WORKING DATA

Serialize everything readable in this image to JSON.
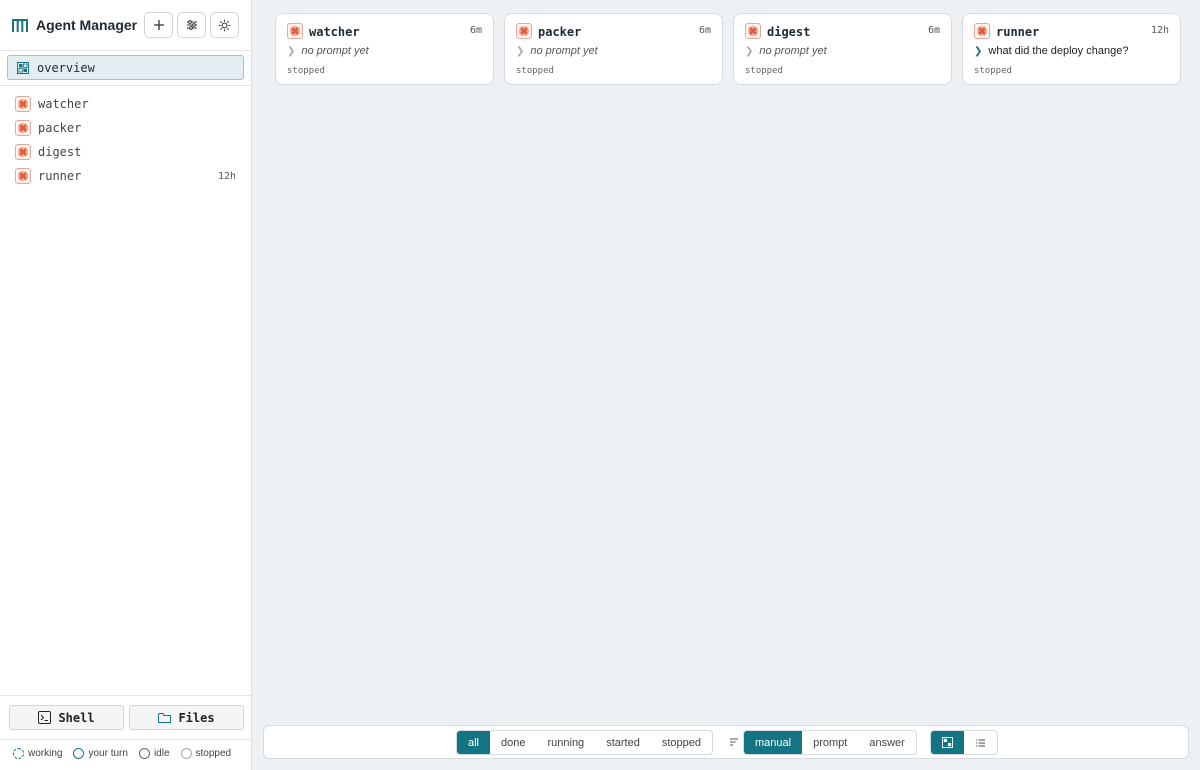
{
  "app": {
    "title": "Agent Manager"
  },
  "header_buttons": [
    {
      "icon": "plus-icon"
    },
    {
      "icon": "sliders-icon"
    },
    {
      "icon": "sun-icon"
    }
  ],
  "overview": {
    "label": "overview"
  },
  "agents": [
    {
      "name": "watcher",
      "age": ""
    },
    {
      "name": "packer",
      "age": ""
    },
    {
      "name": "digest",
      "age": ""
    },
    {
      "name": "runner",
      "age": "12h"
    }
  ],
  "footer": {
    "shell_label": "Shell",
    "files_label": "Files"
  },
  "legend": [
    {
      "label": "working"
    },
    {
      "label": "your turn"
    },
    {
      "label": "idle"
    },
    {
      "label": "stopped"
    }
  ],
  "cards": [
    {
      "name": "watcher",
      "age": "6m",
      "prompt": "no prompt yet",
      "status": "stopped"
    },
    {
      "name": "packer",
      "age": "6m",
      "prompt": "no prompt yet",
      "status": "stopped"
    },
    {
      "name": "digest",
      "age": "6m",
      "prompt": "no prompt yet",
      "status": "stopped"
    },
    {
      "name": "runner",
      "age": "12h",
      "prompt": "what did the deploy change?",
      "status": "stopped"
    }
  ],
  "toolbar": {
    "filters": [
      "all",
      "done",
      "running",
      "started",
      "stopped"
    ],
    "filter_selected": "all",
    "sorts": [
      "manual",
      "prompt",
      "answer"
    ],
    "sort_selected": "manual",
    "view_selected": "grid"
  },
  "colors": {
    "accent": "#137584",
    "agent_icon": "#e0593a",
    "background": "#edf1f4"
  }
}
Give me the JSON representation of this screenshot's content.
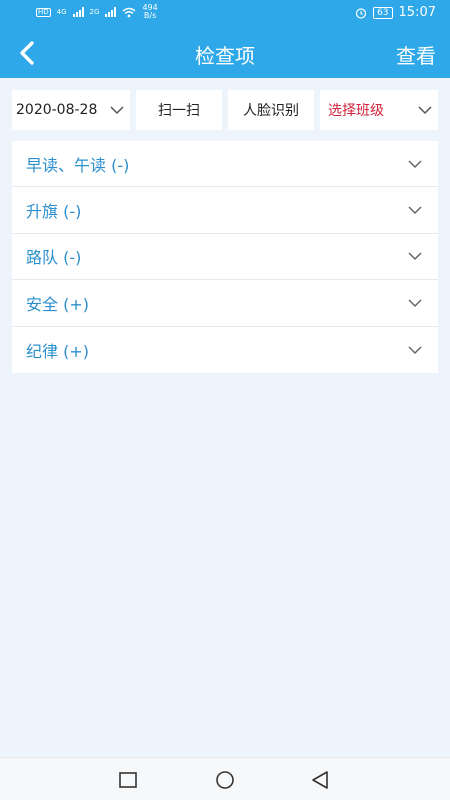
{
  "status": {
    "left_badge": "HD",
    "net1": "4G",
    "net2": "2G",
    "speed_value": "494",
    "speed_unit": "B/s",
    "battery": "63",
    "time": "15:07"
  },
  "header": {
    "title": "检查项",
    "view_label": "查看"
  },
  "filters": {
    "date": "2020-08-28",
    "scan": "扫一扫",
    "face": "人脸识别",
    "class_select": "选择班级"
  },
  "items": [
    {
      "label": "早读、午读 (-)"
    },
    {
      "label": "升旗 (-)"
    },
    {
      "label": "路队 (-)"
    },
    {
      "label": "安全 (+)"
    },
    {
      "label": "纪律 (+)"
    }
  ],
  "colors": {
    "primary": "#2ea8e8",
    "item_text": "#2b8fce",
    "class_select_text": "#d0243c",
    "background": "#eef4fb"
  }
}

PROBLEM DESCRIPTION
Please output exactly the lines from the line containing "Give me the" through the last line of the records above, both included, and leave out any pictures.

COMPLETED TASK
Give me the JSON representation of this screenshot's content.
{
  "status": {
    "left_badge": "HD",
    "net1": "4G",
    "net2": "2G",
    "speed_value": "494",
    "speed_unit": "B/s",
    "battery": "63",
    "time": "15:07"
  },
  "header": {
    "title": "检查项",
    "view_label": "查看"
  },
  "filters": {
    "date": "2020-08-28",
    "scan": "扫一扫",
    "face": "人脸识别",
    "class_select": "选择班级"
  },
  "items": [
    {
      "label": "早读、午读 (-)"
    },
    {
      "label": "升旗 (-)"
    },
    {
      "label": "路队 (-)"
    },
    {
      "label": "安全 (+)"
    },
    {
      "label": "纪律 (+)"
    }
  ],
  "colors": {
    "primary": "#2ea8e8",
    "item_text": "#2b8fce",
    "class_select_text": "#d0243c",
    "background": "#eef4fb"
  }
}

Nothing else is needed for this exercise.